* _DIRECTIONS_
Write out the entire listing below exactly as it appears, minus any pictures.
[START OF DATASET ROWS]
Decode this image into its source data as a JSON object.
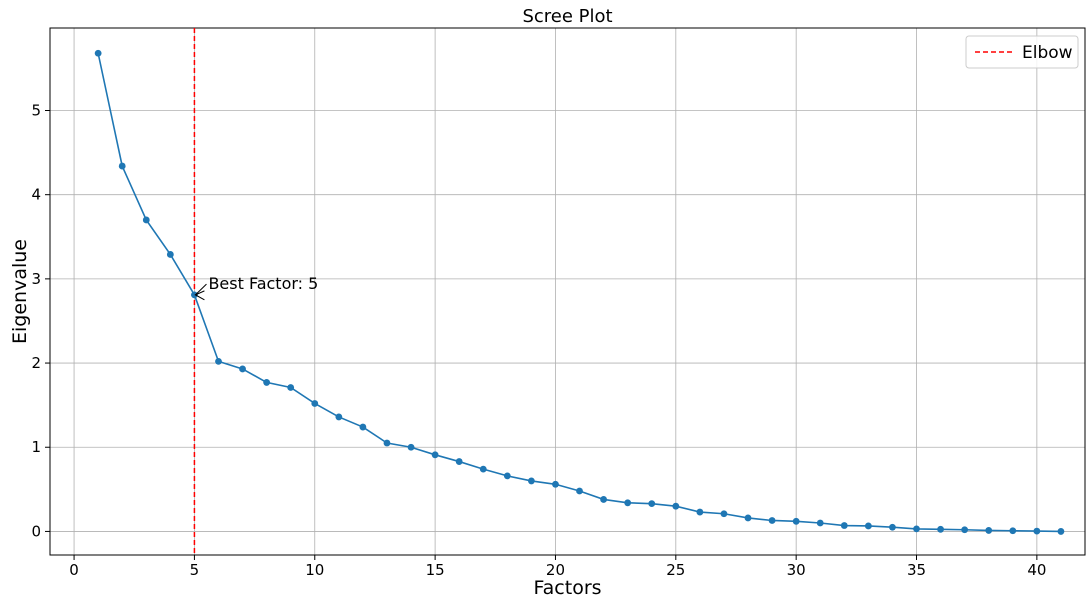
{
  "chart_data": {
    "type": "line",
    "title": "Scree Plot",
    "xlabel": "Factors",
    "ylabel": "Eigenvalue",
    "xlim": [
      -1,
      42
    ],
    "ylim": [
      -0.28,
      5.98
    ],
    "xticks": [
      0,
      5,
      10,
      15,
      20,
      25,
      30,
      35,
      40
    ],
    "yticks": [
      0,
      1,
      2,
      3,
      4,
      5
    ],
    "grid": true,
    "legend_position": "top-right",
    "series": [
      {
        "color": "#1f77b4",
        "marker": "circle",
        "x": [
          1,
          2,
          3,
          4,
          5,
          6,
          7,
          8,
          9,
          10,
          11,
          12,
          13,
          14,
          15,
          16,
          17,
          18,
          19,
          20,
          21,
          22,
          23,
          24,
          25,
          26,
          27,
          28,
          29,
          30,
          31,
          32,
          33,
          34,
          35,
          36,
          37,
          38,
          39,
          40,
          41
        ],
        "values": [
          5.68,
          4.34,
          3.7,
          3.29,
          2.81,
          2.02,
          1.93,
          1.77,
          1.71,
          1.52,
          1.36,
          1.24,
          1.05,
          1.0,
          0.91,
          0.83,
          0.74,
          0.66,
          0.6,
          0.56,
          0.48,
          0.38,
          0.34,
          0.33,
          0.3,
          0.23,
          0.21,
          0.16,
          0.13,
          0.12,
          0.1,
          0.07,
          0.065,
          0.05,
          0.03,
          0.025,
          0.02,
          0.012,
          0.008,
          0.004,
          0.0
        ]
      }
    ],
    "reference_lines": [
      {
        "orientation": "vertical",
        "x": 5,
        "name": "Elbow",
        "color": "#ff0000",
        "style": "dashed"
      }
    ],
    "annotation": {
      "text": "Best Factor: 5",
      "target_x": 5,
      "target_y": 2.81,
      "text_x": 5.5,
      "text_y": 2.95
    },
    "legend": [
      {
        "label": "Elbow",
        "color": "#ff0000",
        "style": "dashed"
      }
    ]
  }
}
[END OF DATASET ROWS]
* _ANSWER FOR THIS EXERCISE_
Decode this image into its source data as a JSON object.
{
  "chart_data": {
    "type": "line",
    "title": "Scree Plot",
    "xlabel": "Factors",
    "ylabel": "Eigenvalue",
    "xlim": [
      -1,
      42
    ],
    "ylim": [
      -0.28,
      5.98
    ],
    "xticks": [
      0,
      5,
      10,
      15,
      20,
      25,
      30,
      35,
      40
    ],
    "yticks": [
      0,
      1,
      2,
      3,
      4,
      5
    ],
    "grid": true,
    "legend_position": "top-right",
    "series": [
      {
        "color": "#1f77b4",
        "marker": "circle",
        "x": [
          1,
          2,
          3,
          4,
          5,
          6,
          7,
          8,
          9,
          10,
          11,
          12,
          13,
          14,
          15,
          16,
          17,
          18,
          19,
          20,
          21,
          22,
          23,
          24,
          25,
          26,
          27,
          28,
          29,
          30,
          31,
          32,
          33,
          34,
          35,
          36,
          37,
          38,
          39,
          40,
          41
        ],
        "values": [
          5.68,
          4.34,
          3.7,
          3.29,
          2.81,
          2.02,
          1.93,
          1.77,
          1.71,
          1.52,
          1.36,
          1.24,
          1.05,
          1.0,
          0.91,
          0.83,
          0.74,
          0.66,
          0.6,
          0.56,
          0.48,
          0.38,
          0.34,
          0.33,
          0.3,
          0.23,
          0.21,
          0.16,
          0.13,
          0.12,
          0.1,
          0.07,
          0.065,
          0.05,
          0.03,
          0.025,
          0.02,
          0.012,
          0.008,
          0.004,
          0.0
        ]
      }
    ],
    "reference_lines": [
      {
        "orientation": "vertical",
        "x": 5,
        "name": "Elbow",
        "color": "#ff0000",
        "style": "dashed"
      }
    ],
    "annotation": {
      "text": "Best Factor: 5",
      "target_x": 5,
      "target_y": 2.81,
      "text_x": 5.5,
      "text_y": 2.95
    },
    "legend": [
      {
        "label": "Elbow",
        "color": "#ff0000",
        "style": "dashed"
      }
    ]
  }
}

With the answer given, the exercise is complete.